装いの世界基準を知る

安積陽子・著
講談社新書・刊

 なんともドキリとするタイトルだ。まずはこの本を書いた著者の安積陽子(あさか・ようこ)さんの紹介から。
安積さんは、シカゴで生まれ、ニューヨーク州立大学イメージコンサルティング科を卒業後、ワシントンDCで非言語コミュニケーションを学んで世界のエリートたちが、政治やビジネスのあらゆる場面で、非言語コミュニケーションを駆使している事実を知った。2005年からニューヨーク・イメージ・リソース・センターで、エグゼクティブ、政治家、女優、モデル、起業家を対象に自己演出に関するトレーニングを開始、2009年に帰国して同センター日本校代表に就任、2016年には一般社団法人国際ボディランゲージ協会を設立、現在、日本国内外で非言語コミュニケーションの研修やコンサルテイングを行っている。
 この本は、男性のお洒落について書いているものではない。服装と立ち居振る舞いといった「外見」で、その人物が最初に評価されることが多い、その事実の重大さについて書いていると言っていい。「内面と外面が一致した時に現れる特有のオーラや自信がその人の魅力を一段と引き立たせてくれる」という。確かに、働いている時の職業人、プロフェッショナルの装いは、その職業が何であれ、その人を輝かせ、実に美しく見えるようにするものだ。この本で安積さんは、その人が、その人として正当に評価されるためには、世界に存在する「装い」と「振る舞い」のルールを知ることが大切だと述べる。

_ _ _

§ 学習課題
(A) 本文によると、安積さんが2016年に設立した団体は何か。
(B) 安積陽子さんの著書を紹介した本文の続きを書きなさい。
この後に置かれたデータは、本文の内容とは関係がない。

_ _ _

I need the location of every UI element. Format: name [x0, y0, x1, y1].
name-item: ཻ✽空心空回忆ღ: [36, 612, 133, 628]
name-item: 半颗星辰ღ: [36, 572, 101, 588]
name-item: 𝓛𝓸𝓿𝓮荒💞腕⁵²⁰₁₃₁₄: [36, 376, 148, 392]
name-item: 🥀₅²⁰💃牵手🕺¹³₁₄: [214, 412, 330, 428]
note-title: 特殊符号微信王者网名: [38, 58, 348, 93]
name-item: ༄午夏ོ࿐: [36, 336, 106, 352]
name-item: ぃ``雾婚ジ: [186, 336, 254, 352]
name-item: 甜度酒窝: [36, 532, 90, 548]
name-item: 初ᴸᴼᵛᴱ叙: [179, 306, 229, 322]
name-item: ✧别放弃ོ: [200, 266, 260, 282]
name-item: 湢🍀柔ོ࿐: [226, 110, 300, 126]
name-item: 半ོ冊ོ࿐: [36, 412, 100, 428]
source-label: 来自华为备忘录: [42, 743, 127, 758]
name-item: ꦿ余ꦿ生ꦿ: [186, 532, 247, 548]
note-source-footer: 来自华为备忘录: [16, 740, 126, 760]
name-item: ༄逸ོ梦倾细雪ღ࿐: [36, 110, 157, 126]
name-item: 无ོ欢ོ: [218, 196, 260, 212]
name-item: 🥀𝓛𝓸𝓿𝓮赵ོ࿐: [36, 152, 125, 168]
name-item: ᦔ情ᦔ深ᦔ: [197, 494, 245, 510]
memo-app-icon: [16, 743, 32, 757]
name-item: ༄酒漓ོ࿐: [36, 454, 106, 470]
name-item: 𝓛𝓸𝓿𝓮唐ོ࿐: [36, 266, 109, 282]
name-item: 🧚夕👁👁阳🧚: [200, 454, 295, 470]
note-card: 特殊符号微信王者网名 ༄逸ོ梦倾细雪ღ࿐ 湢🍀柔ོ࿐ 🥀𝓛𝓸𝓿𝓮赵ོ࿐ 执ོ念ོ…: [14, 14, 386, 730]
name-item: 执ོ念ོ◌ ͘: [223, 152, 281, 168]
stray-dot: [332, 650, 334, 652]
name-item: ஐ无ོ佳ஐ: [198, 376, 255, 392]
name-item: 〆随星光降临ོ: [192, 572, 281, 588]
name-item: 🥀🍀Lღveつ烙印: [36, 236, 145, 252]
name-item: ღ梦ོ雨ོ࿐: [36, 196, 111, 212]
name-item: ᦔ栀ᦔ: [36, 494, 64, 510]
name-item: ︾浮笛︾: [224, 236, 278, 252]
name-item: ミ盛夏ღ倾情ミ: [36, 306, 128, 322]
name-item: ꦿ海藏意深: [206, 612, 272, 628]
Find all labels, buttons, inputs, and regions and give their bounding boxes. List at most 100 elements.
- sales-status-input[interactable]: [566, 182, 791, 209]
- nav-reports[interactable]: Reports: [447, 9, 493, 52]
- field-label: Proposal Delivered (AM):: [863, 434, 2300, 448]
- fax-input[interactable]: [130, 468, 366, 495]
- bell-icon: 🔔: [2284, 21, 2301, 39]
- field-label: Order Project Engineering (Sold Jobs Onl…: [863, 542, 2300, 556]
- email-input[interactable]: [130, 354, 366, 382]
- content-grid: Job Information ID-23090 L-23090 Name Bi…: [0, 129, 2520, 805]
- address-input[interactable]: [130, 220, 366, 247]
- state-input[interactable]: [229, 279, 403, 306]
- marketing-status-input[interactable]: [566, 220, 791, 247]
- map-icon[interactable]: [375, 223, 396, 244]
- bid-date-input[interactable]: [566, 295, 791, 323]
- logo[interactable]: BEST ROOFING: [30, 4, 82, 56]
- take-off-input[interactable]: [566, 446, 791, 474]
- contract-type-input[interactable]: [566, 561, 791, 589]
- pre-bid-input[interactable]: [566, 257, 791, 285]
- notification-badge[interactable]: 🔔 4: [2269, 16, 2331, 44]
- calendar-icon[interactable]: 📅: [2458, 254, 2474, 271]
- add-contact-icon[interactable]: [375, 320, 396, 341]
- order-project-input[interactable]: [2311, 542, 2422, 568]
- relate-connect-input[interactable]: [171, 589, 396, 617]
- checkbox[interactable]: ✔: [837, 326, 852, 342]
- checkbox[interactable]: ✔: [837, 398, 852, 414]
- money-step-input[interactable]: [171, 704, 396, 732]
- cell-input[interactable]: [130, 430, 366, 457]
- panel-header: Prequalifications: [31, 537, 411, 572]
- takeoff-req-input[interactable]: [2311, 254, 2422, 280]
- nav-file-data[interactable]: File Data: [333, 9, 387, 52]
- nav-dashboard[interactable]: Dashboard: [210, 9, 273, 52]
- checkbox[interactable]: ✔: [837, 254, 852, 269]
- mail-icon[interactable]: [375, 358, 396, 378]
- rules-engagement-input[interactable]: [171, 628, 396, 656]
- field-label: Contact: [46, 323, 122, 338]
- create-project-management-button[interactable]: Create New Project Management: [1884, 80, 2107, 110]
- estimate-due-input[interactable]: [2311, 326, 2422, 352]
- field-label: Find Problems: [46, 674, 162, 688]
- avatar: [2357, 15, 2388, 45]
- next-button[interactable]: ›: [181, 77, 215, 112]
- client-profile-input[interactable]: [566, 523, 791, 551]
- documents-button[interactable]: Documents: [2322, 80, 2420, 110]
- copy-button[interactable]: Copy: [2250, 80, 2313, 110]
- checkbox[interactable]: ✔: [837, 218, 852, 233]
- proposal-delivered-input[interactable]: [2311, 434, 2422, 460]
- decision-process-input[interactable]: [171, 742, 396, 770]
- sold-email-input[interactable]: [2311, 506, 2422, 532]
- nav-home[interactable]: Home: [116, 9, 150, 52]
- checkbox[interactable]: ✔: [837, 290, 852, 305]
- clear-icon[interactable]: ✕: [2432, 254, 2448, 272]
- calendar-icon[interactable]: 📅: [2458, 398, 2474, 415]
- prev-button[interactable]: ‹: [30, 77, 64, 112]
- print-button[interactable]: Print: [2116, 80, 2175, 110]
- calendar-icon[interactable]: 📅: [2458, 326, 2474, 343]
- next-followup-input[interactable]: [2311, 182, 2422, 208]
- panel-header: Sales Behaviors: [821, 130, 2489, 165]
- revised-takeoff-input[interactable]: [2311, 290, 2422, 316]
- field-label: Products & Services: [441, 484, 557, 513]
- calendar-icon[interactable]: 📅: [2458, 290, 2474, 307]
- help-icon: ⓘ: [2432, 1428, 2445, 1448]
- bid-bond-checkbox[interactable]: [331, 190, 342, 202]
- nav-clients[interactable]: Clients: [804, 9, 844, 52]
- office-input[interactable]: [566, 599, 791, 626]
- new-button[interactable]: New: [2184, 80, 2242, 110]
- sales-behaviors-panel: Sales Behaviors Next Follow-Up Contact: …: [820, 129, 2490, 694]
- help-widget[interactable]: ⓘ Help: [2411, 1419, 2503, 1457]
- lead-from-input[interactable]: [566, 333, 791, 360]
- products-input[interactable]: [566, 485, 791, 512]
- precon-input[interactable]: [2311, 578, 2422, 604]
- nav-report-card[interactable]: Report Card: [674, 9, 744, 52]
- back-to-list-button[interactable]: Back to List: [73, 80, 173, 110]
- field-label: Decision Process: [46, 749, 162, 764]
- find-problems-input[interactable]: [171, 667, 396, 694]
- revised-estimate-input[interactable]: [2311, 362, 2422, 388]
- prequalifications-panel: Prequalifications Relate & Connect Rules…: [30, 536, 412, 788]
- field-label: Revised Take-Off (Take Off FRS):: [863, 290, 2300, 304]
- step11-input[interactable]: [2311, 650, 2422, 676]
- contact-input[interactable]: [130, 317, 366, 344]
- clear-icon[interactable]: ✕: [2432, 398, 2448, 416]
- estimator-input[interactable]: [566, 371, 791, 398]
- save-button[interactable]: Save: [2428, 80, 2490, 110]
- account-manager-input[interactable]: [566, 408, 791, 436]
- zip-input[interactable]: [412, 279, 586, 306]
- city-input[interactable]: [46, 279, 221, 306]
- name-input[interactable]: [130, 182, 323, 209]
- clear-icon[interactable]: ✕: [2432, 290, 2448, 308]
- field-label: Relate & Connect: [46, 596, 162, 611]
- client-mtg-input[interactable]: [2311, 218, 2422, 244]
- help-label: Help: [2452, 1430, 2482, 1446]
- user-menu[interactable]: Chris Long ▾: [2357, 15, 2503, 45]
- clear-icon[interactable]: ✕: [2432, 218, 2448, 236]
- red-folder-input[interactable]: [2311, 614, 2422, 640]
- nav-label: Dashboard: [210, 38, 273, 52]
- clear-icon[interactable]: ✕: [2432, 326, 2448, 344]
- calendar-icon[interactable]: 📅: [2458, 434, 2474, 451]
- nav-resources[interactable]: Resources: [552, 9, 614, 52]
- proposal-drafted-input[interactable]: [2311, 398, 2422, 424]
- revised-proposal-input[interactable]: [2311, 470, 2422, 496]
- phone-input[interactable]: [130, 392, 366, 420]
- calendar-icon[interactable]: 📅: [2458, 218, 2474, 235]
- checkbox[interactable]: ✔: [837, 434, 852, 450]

_ _ _

§ 解答例
(A) 一般社団法人国際ボディランゲージ協会である。

(B)
人間の魅力は、外見から瞬時にして相手が判断する「信頼性」と「好感度」に大きく影響を受けるそうで、京セラの稲盛和夫さんが「外見はその人の一番外側の中味」だと言った言葉を引用しながら日本や海外の政治家、芸能人など著名人の服装とたち振る舞いについて辛口で批評、紹介している。安倍首相がスーツ姿で、足を組んだ時に靴下が白かったことやオフィシャルな場で皮の紐靴ではなく、スリッポンを履いていたことなどを場違いでルール違反であると鋭く指摘している。このほか日本の服装の常識が世界の非常識という最近の例として、日本人の黒いスーツにも言及している。マンハッタンですれ違う日本から出張で来たであろう日本人ビジネスマン&ウーマンたちの集団スーツが一様に黒なのには閉口する。日本でリクルートスーツとして定着しているようだが、こちらで「黒」は喪服かフォーマルな席での装いに限定されるからだ。靴下に神経を使い、靴の踵はパーフェクトにして、ビジネススーツはビジネスパーソンの戦闘服と思えば、おのずととんでもない恰好にはならないはず。大手企業の看板やジャパンブランドに頼って生きる時代は過ぎ去った。「個の力で世界と勝負できる人間の魅力を持つことが大事」と力説する。